* [Exercise brief] Repeat each entry as written, dropping any picture you find.

(Entries from a visual dataset)
(begin)

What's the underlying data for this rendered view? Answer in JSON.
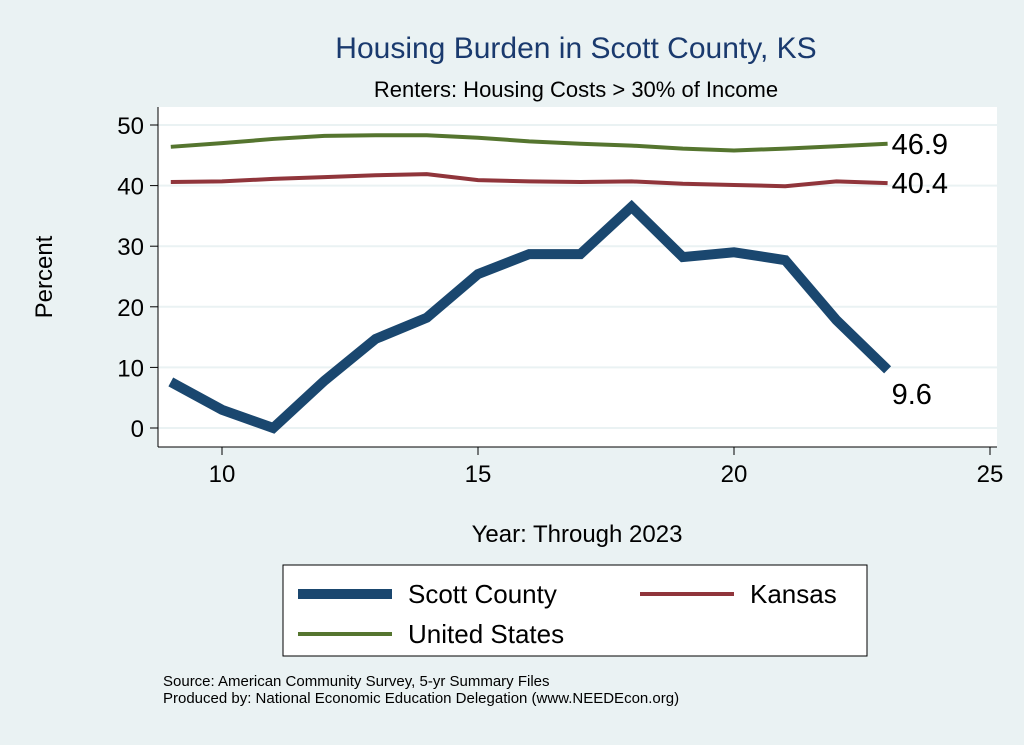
{
  "chart_data": {
    "type": "line",
    "title": "Housing Burden in Scott County, KS",
    "subtitle": "Renters: Housing Costs > 30% of Income",
    "xlabel": "Year: Through 2023",
    "ylabel": "Percent",
    "xlim": [
      8.7,
      25.2
    ],
    "ylim": [
      -1.5,
      52.5
    ],
    "xticks": [
      10,
      15,
      20,
      25
    ],
    "yticks": [
      0,
      10,
      20,
      30,
      40,
      50
    ],
    "grid": true,
    "legend": "bottom",
    "x": [
      9,
      10,
      11,
      12,
      13,
      14,
      15,
      16,
      17,
      18,
      19,
      20,
      21,
      22,
      23
    ],
    "series": [
      {
        "name": "Scott County",
        "color": "#1a476f",
        "values": [
          7.6,
          3.0,
          0.0,
          7.8,
          14.7,
          18.2,
          25.4,
          28.7,
          28.7,
          36.5,
          28.2,
          29.0,
          27.7,
          17.8,
          9.6
        ],
        "end_label": "9.6"
      },
      {
        "name": "Kansas",
        "color": "#90353b",
        "values": [
          40.6,
          40.7,
          41.1,
          41.4,
          41.7,
          41.9,
          40.9,
          40.7,
          40.6,
          40.7,
          40.3,
          40.1,
          39.9,
          40.7,
          40.4
        ],
        "end_label": "40.4"
      },
      {
        "name": "United States",
        "color": "#55752f",
        "values": [
          46.4,
          47.0,
          47.7,
          48.2,
          48.3,
          48.3,
          47.9,
          47.3,
          46.9,
          46.6,
          46.1,
          45.8,
          46.1,
          46.5,
          46.9
        ],
        "end_label": "46.9"
      }
    ]
  },
  "footer": {
    "source": "Source: American Community Survey, 5-yr Summary Files",
    "produced": "Produced by: National Economic Education Delegation (www.NEEDEcon.org)"
  }
}
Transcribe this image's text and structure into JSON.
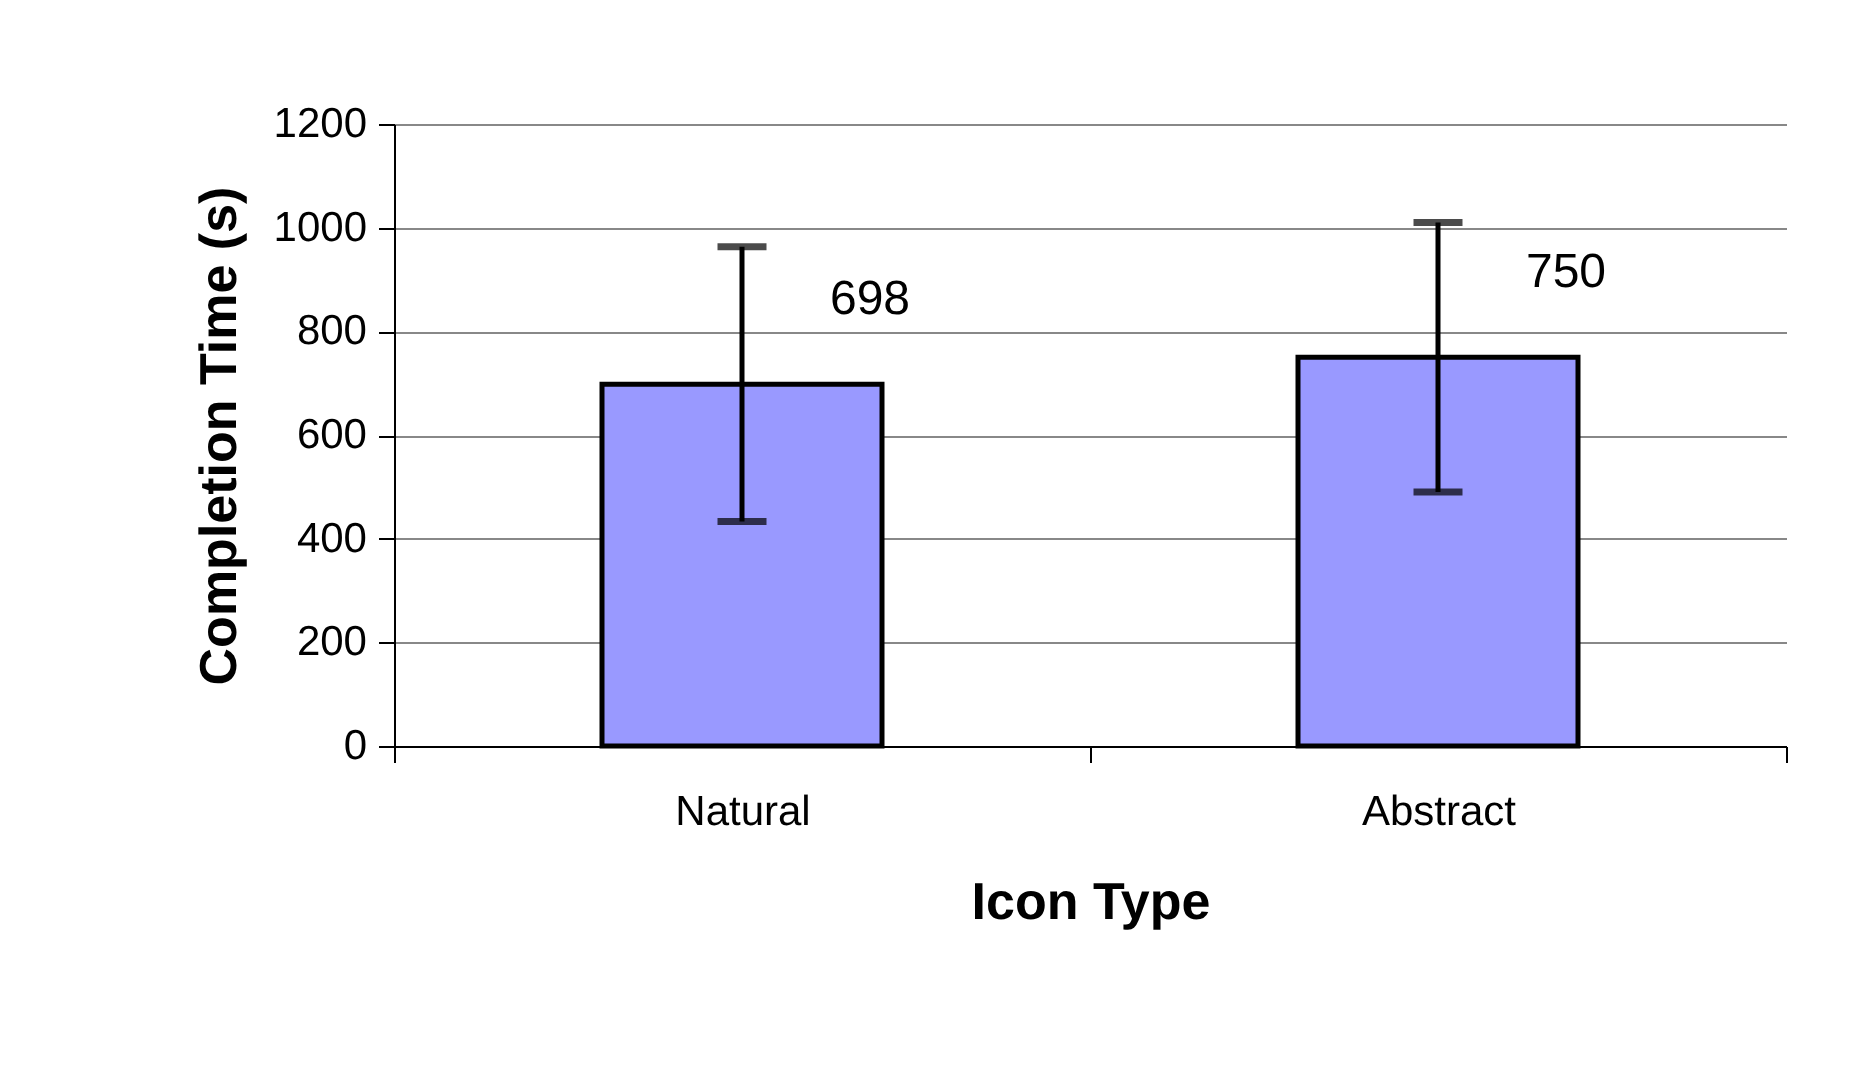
{
  "chart_data": {
    "type": "bar",
    "xlabel": "Icon Type",
    "ylabel": "Completion Time (s)",
    "categories": [
      "Natural",
      "Abstract"
    ],
    "values": [
      698,
      750
    ],
    "errors": [
      265,
      260
    ],
    "color": "#9999ff",
    "ylim": [
      0,
      1200
    ],
    "yticks": [
      0,
      200,
      400,
      600,
      800,
      1000,
      1200
    ],
    "grid": "y",
    "data_labels": true
  }
}
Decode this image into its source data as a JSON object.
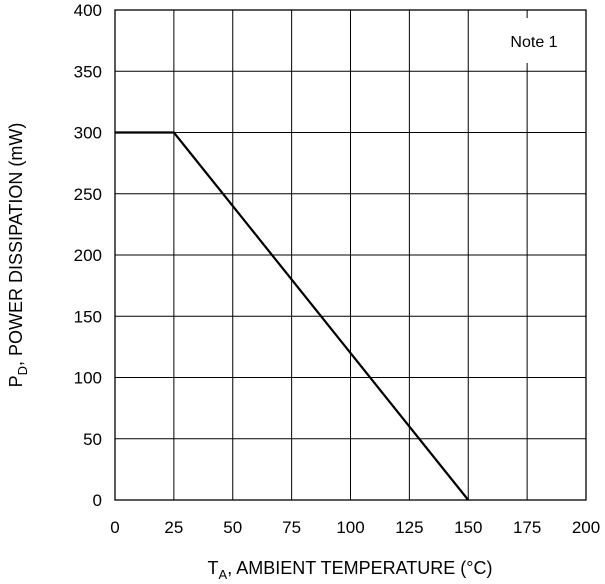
{
  "chart_data": {
    "type": "line",
    "title": "",
    "xlabel": {
      "main": "T",
      "sub": "A",
      "rest": ", AMBIENT TEMPERATURE (°C)"
    },
    "ylabel": {
      "main": "P",
      "sub": "D",
      "rest": ", POWER DISSIPATION (mW)"
    },
    "xlim": [
      0,
      200
    ],
    "ylim": [
      0,
      400
    ],
    "xticks": [
      "0",
      "25",
      "50",
      "75",
      "100",
      "125",
      "150",
      "175",
      "200"
    ],
    "yticks": [
      "0",
      "50",
      "100",
      "150",
      "200",
      "250",
      "300",
      "350",
      "400"
    ],
    "grid": true,
    "annotation": "Note 1",
    "series": [
      {
        "x": [
          0,
          25,
          150
        ],
        "y": [
          300,
          300,
          0
        ],
        "color": "#000000"
      }
    ]
  }
}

(end)

* [Solution for this problem]
What's the underlying data for this rendered view? Answer in JSON.
{
  "chart_data": {
    "type": "line",
    "title": "Housing Burden in Scott County, KS",
    "subtitle": "Renters: Housing Costs > 30% of Income",
    "xlabel": "Year: Through 2023",
    "ylabel": "Percent",
    "xlim": [
      8.7,
      25.2
    ],
    "ylim": [
      -1.5,
      52.5
    ],
    "xticks": [
      10,
      15,
      20,
      25
    ],
    "yticks": [
      0,
      10,
      20,
      30,
      40,
      50
    ],
    "grid": true,
    "legend": "bottom",
    "x": [
      9,
      10,
      11,
      12,
      13,
      14,
      15,
      16,
      17,
      18,
      19,
      20,
      21,
      22,
      23
    ],
    "series": [
      {
        "name": "Scott County",
        "color": "#1a476f",
        "values": [
          7.6,
          3.0,
          0.0,
          7.8,
          14.7,
          18.2,
          25.4,
          28.7,
          28.7,
          36.5,
          28.2,
          29.0,
          27.7,
          17.8,
          9.6
        ],
        "end_label": "9.6"
      },
      {
        "name": "Kansas",
        "color": "#90353b",
        "values": [
          40.6,
          40.7,
          41.1,
          41.4,
          41.7,
          41.9,
          40.9,
          40.7,
          40.6,
          40.7,
          40.3,
          40.1,
          39.9,
          40.7,
          40.4
        ],
        "end_label": "40.4"
      },
      {
        "name": "United States",
        "color": "#55752f",
        "values": [
          46.4,
          47.0,
          47.7,
          48.2,
          48.3,
          48.3,
          47.9,
          47.3,
          46.9,
          46.6,
          46.1,
          45.8,
          46.1,
          46.5,
          46.9
        ],
        "end_label": "46.9"
      }
    ]
  },
  "footer": {
    "source": "Source: American Community Survey, 5-yr Summary Files",
    "produced": "Produced by: National Economic Education Delegation (www.NEEDEcon.org)"
  }
}
Transcribe this image's text and structure into JSON.
{
  "chart_data": {
    "type": "bar",
    "xlabel": "Icon Type",
    "ylabel": "Completion Time (s)",
    "categories": [
      "Natural",
      "Abstract"
    ],
    "values": [
      698,
      750
    ],
    "errors": [
      265,
      260
    ],
    "color": "#9999ff",
    "ylim": [
      0,
      1200
    ],
    "yticks": [
      0,
      200,
      400,
      600,
      800,
      1000,
      1200
    ],
    "grid": "y",
    "data_labels": true
  }
}
Decode this image into its source data as a JSON object.
{
  "chart_data": {
    "type": "line",
    "title": "",
    "xlabel": {
      "main": "T",
      "sub": "A",
      "rest": ", AMBIENT TEMPERATURE (°C)"
    },
    "ylabel": {
      "main": "P",
      "sub": "D",
      "rest": ", POWER DISSIPATION (mW)"
    },
    "xlim": [
      0,
      200
    ],
    "ylim": [
      0,
      400
    ],
    "xticks": [
      "0",
      "25",
      "50",
      "75",
      "100",
      "125",
      "150",
      "175",
      "200"
    ],
    "yticks": [
      "0",
      "50",
      "100",
      "150",
      "200",
      "250",
      "300",
      "350",
      "400"
    ],
    "grid": true,
    "annotation": "Note 1",
    "series": [
      {
        "x": [
          0,
          25,
          150
        ],
        "y": [
          300,
          300,
          0
        ],
        "color": "#000000"
      }
    ]
  }
}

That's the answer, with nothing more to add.